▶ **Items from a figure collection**
-----

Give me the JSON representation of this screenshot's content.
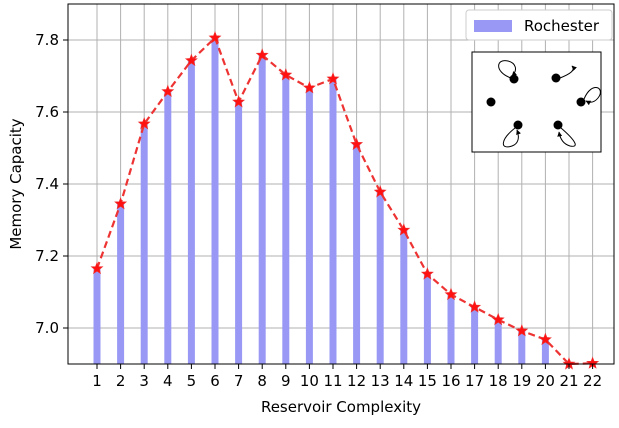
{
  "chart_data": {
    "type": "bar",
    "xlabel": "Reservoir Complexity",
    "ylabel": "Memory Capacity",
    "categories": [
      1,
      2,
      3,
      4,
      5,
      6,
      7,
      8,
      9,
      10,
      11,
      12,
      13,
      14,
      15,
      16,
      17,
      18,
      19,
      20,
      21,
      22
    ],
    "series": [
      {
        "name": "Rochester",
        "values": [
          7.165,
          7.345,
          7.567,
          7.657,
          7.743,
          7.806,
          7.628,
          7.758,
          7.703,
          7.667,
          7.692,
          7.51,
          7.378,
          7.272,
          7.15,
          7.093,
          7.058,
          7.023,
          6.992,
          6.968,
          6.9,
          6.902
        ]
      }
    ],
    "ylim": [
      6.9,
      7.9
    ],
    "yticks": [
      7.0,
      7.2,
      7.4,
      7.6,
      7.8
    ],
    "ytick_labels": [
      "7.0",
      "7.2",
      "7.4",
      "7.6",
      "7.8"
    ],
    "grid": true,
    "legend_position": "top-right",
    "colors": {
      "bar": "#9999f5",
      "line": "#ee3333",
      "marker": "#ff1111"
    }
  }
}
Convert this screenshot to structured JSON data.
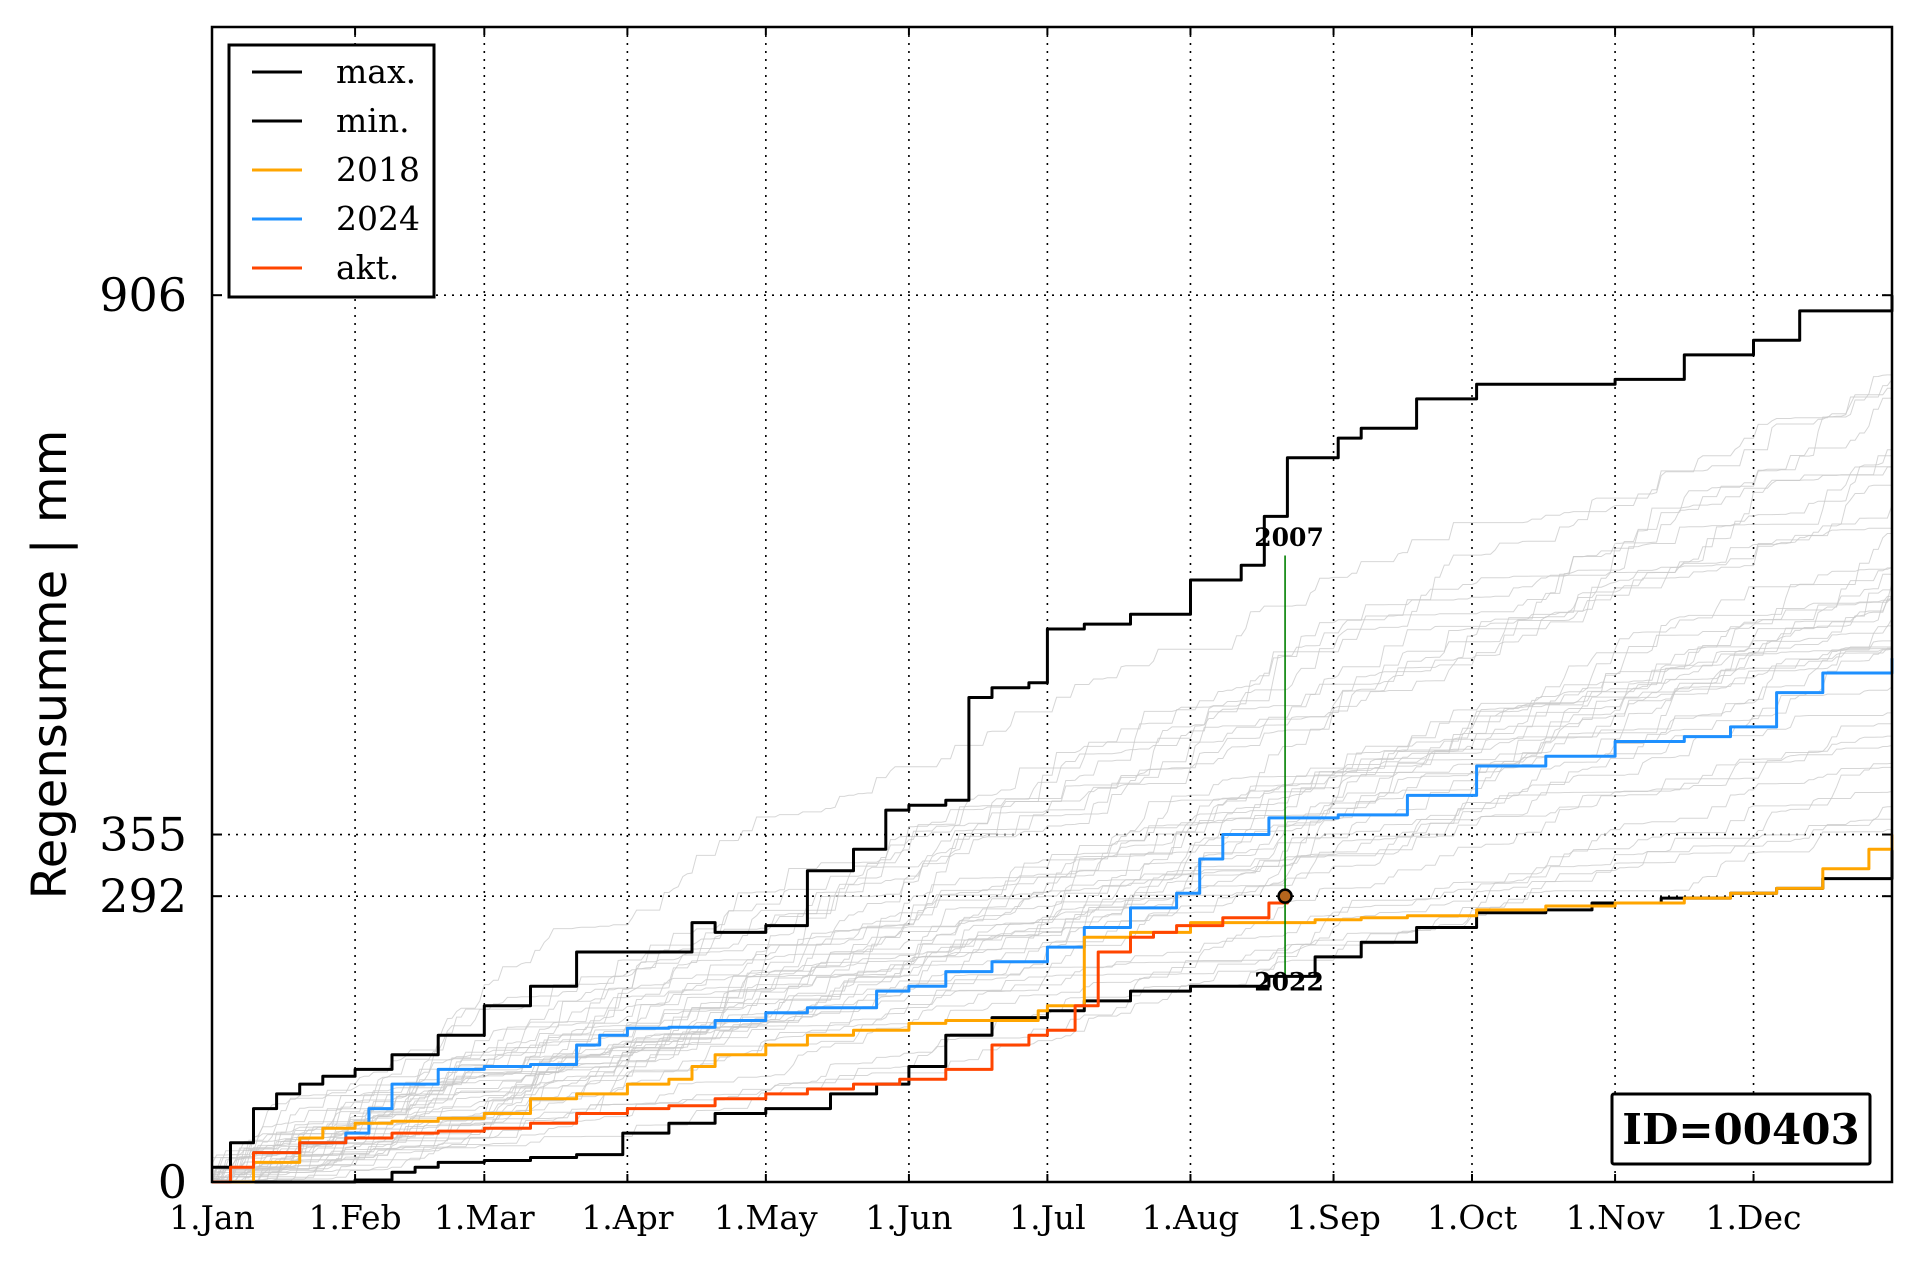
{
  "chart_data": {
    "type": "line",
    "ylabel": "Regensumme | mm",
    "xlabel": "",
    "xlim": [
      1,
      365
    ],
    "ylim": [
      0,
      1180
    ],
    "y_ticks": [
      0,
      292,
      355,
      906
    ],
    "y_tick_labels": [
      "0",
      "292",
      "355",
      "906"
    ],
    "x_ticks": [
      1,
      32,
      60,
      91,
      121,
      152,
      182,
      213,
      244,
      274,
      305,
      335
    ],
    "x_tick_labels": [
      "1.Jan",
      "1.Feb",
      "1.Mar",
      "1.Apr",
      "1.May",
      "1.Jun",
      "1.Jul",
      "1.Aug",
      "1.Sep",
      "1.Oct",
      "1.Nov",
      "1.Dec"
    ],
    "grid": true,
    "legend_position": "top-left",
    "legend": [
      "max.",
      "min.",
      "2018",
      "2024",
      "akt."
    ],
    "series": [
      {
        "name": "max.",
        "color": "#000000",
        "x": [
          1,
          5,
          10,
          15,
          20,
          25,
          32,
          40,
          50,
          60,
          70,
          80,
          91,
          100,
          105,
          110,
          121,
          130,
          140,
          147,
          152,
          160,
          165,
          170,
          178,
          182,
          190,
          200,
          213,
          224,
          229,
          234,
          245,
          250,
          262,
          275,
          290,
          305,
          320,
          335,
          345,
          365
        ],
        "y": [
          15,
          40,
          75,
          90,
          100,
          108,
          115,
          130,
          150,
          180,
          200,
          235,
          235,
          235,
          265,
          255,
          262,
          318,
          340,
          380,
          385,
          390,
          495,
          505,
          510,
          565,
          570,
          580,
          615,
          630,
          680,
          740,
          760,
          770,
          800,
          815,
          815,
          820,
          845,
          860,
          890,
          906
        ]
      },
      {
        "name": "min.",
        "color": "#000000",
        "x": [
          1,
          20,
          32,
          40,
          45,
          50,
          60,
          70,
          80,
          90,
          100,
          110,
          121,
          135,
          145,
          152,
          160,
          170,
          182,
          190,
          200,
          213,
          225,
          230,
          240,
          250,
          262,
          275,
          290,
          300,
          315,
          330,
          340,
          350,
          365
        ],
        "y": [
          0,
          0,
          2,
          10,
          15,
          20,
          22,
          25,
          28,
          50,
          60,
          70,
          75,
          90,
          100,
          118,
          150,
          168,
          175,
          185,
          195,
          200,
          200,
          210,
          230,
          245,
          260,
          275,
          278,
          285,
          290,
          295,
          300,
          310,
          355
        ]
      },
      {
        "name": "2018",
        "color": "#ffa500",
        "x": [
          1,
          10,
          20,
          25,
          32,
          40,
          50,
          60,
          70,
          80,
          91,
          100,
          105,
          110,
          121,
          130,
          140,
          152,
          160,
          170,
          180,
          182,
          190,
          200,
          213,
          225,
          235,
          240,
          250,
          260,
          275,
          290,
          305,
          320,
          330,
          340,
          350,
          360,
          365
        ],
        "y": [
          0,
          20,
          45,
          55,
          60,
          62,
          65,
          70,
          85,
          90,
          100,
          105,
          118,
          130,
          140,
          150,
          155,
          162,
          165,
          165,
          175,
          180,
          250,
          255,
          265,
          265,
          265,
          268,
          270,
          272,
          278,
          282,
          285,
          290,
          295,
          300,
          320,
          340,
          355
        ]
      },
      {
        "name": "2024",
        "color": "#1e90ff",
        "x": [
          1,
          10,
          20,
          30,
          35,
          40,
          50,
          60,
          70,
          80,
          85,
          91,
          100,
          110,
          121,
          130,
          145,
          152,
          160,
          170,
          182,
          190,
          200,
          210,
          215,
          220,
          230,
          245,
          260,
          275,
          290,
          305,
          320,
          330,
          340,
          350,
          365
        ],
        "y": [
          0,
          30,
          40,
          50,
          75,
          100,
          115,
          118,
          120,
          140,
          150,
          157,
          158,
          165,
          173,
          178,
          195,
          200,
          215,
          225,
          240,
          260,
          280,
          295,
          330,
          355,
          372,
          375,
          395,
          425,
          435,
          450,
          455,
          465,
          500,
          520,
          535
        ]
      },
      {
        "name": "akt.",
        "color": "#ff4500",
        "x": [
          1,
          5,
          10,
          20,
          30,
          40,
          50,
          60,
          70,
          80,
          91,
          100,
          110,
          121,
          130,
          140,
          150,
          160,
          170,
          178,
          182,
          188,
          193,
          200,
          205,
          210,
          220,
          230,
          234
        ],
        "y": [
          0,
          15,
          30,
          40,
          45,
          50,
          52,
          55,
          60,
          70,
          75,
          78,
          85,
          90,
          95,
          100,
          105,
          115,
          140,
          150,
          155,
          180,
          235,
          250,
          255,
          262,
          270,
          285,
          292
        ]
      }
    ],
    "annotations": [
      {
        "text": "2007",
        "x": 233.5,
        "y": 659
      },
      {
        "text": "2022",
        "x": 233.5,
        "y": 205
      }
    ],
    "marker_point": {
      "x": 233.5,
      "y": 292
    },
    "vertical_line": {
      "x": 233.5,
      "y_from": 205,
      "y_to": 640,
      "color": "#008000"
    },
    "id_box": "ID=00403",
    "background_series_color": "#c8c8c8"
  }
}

-----

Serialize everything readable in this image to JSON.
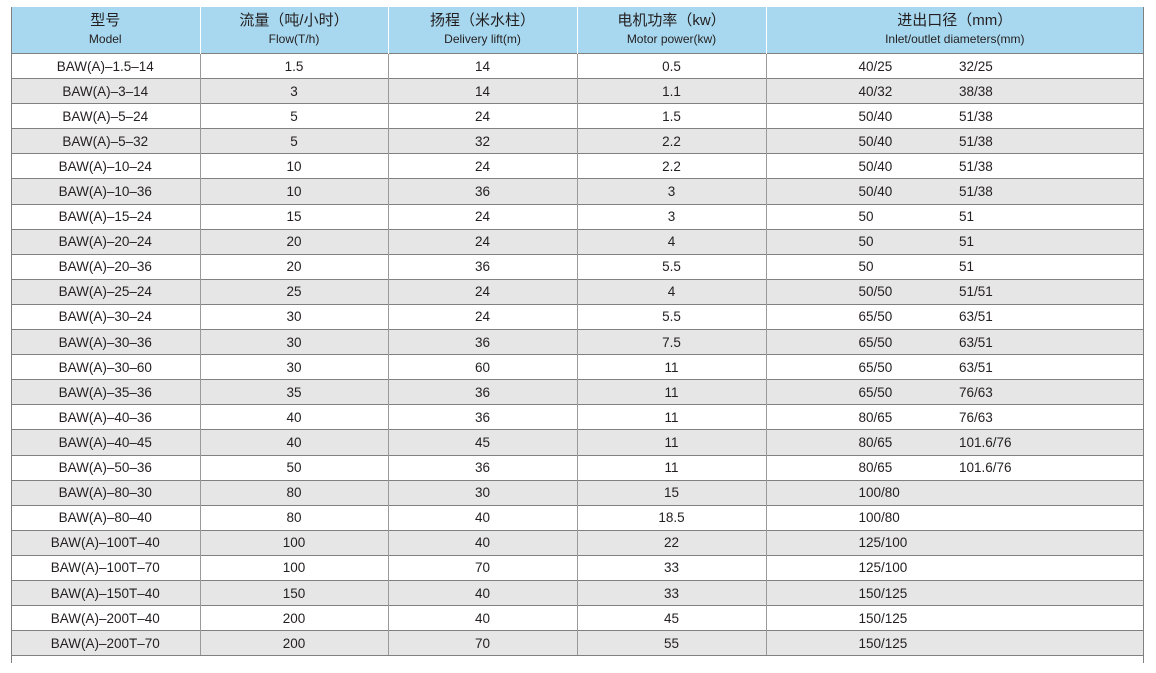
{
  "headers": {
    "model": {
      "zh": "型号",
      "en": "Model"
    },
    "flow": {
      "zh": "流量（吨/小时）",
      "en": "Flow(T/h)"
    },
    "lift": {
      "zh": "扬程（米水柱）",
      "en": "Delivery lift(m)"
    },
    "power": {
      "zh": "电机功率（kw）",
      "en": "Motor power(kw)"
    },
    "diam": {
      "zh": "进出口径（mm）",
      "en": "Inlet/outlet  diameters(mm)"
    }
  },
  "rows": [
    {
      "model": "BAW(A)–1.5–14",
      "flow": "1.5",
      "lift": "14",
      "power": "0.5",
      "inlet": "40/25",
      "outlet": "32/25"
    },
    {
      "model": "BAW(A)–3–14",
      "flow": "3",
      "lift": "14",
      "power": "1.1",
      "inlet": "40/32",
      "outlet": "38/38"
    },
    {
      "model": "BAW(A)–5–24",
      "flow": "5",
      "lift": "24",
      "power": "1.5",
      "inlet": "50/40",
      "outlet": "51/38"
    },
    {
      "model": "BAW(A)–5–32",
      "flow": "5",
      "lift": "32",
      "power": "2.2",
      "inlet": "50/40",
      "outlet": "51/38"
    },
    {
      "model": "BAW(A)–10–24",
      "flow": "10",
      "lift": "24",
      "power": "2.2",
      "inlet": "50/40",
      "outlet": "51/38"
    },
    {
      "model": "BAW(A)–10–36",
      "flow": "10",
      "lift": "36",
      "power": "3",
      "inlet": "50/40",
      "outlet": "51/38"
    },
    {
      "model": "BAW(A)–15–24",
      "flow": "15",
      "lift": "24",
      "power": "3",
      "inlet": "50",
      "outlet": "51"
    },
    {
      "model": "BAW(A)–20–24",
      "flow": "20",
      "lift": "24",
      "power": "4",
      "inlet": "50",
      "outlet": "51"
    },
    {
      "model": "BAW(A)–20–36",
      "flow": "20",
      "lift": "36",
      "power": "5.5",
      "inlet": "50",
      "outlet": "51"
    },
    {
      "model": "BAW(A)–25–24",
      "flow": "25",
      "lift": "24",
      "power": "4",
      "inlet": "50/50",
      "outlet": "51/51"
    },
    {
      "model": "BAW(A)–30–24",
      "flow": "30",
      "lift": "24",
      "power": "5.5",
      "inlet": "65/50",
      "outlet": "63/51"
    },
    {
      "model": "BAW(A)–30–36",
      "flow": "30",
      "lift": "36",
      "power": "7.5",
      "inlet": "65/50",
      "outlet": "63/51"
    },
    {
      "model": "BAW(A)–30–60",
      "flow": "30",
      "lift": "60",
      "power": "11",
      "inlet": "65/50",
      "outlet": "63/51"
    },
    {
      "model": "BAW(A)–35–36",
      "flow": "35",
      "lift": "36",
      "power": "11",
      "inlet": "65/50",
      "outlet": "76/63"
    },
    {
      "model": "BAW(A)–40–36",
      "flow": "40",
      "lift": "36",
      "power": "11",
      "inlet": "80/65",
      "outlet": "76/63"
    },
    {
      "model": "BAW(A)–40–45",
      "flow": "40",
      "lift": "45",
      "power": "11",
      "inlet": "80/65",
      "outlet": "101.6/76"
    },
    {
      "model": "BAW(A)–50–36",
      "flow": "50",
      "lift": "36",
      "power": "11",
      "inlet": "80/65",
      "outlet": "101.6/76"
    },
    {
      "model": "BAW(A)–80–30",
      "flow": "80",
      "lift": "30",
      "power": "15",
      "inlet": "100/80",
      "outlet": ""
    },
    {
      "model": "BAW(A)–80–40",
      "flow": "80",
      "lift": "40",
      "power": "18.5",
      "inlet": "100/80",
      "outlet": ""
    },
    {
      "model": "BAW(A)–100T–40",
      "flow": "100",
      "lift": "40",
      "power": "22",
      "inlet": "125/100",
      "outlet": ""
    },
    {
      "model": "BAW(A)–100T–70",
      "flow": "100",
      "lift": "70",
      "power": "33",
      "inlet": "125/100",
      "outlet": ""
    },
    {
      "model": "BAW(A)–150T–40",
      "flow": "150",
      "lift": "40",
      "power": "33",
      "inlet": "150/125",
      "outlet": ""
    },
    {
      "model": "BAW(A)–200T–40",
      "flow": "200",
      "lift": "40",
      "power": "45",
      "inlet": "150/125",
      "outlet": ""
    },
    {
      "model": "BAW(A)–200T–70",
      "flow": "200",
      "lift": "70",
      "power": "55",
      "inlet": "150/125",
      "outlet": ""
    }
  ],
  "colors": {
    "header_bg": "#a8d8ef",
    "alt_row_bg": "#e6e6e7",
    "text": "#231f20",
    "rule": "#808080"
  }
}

-----

▶ **TASK DESCRIPTION**
Your answer should be a single number: the count of lines that contain "this".

▶ **COMPLETED EXERCISE**
3